[Data records]
---------------

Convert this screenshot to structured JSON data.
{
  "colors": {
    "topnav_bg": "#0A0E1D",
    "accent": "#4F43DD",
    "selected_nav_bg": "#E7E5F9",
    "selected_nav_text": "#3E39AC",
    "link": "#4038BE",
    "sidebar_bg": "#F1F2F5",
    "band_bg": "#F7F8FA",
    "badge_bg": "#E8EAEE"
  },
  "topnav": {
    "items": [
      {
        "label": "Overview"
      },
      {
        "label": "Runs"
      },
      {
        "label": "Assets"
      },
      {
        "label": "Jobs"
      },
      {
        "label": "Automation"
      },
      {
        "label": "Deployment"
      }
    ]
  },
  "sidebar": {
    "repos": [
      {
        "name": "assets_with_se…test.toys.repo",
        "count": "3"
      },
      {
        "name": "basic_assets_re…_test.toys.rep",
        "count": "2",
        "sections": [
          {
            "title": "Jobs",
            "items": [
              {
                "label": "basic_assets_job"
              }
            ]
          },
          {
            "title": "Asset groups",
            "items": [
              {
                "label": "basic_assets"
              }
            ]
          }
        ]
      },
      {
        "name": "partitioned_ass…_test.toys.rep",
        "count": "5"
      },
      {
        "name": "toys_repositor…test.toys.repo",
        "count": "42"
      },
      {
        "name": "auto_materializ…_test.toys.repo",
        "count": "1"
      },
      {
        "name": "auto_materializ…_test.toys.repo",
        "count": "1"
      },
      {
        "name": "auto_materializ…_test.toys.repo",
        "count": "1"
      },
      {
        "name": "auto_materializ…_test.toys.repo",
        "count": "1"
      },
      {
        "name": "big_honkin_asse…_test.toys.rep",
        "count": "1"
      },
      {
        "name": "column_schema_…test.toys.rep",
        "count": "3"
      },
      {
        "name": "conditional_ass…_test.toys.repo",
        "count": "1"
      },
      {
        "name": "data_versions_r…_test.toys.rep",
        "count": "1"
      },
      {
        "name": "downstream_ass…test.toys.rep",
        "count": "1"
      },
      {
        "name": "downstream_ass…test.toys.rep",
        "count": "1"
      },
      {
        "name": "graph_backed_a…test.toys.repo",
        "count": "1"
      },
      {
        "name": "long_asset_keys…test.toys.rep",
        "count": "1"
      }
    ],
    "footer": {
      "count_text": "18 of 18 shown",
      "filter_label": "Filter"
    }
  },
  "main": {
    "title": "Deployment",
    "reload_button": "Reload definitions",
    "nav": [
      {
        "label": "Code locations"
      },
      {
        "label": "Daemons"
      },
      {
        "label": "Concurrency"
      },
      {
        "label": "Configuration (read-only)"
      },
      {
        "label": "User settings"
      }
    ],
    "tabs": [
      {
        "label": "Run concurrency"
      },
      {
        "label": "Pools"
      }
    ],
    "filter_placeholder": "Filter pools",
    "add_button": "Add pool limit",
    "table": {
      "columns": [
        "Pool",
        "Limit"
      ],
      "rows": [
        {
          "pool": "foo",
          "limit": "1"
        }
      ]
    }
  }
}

---------------

SHORT EXERCISE =
Retype the listing exactly, in full.

SOLVED EXERCISE =
Convert this screenshot to structured JSON data.
{
  "colors": {
    "topnav_bg": "#0A0E1D",
    "accent": "#4F43DD",
    "selected_nav_bg": "#E7E5F9",
    "selected_nav_text": "#3E39AC",
    "link": "#4038BE",
    "sidebar_bg": "#F1F2F5",
    "band_bg": "#F7F8FA",
    "badge_bg": "#E8EAEE"
  },
  "topnav": {
    "items": [
      {
        "label": "Overview"
      },
      {
        "label": "Runs"
      },
      {
        "label": "Assets"
      },
      {
        "label": "Jobs"
      },
      {
        "label": "Automation"
      },
      {
        "label": "Deployment"
      }
    ]
  },
  "sidebar": {
    "repos": [
      {
        "name": "assets_with_se…test.toys.repo",
        "count": "3"
      },
      {
        "name": "basic_assets_re…_test.toys.rep",
        "count": "2",
        "sections": [
          {
            "title": "Jobs",
            "items": [
              {
                "label": "basic_assets_job"
              }
            ]
          },
          {
            "title": "Asset groups",
            "items": [
              {
                "label": "basic_assets"
              }
            ]
          }
        ]
      },
      {
        "name": "partitioned_ass…_test.toys.rep",
        "count": "5"
      },
      {
        "name": "toys_repositor…test.toys.repo",
        "count": "42"
      },
      {
        "name": "auto_materializ…_test.toys.repo",
        "count": "1"
      },
      {
        "name": "auto_materializ…_test.toys.repo",
        "count": "1"
      },
      {
        "name": "auto_materializ…_test.toys.repo",
        "count": "1"
      },
      {
        "name": "auto_materializ…_test.toys.repo",
        "count": "1"
      },
      {
        "name": "big_honkin_asse…_test.toys.rep",
        "count": "1"
      },
      {
        "name": "column_schema_…test.toys.rep",
        "count": "3"
      },
      {
        "name": "conditional_ass…_test.toys.repo",
        "count": "1"
      },
      {
        "name": "data_versions_r…_test.toys.rep",
        "count": "1"
      },
      {
        "name": "downstream_ass…test.toys.rep",
        "count": "1"
      },
      {
        "name": "downstream_ass…test.toys.rep",
        "count": "1"
      },
      {
        "name": "graph_backed_a…test.toys.repo",
        "count": "1"
      },
      {
        "name": "long_asset_keys…test.toys.rep",
        "count": "1"
      }
    ],
    "footer": {
      "count_text": "18 of 18 shown",
      "filter_label": "Filter"
    }
  },
  "main": {
    "title": "Deployment",
    "reload_button": "Reload definitions",
    "nav": [
      {
        "label": "Code locations"
      },
      {
        "label": "Daemons"
      },
      {
        "label": "Concurrency"
      },
      {
        "label": "Configuration (read-only)"
      },
      {
        "label": "User settings"
      }
    ],
    "tabs": [
      {
        "label": "Run concurrency"
      },
      {
        "label": "Pools"
      }
    ],
    "filter_placeholder": "Filter pools",
    "add_button": "Add pool limit",
    "table": {
      "columns": [
        "Pool",
        "Limit"
      ],
      "rows": [
        {
          "pool": "foo",
          "limit": "1"
        }
      ]
    }
  }
}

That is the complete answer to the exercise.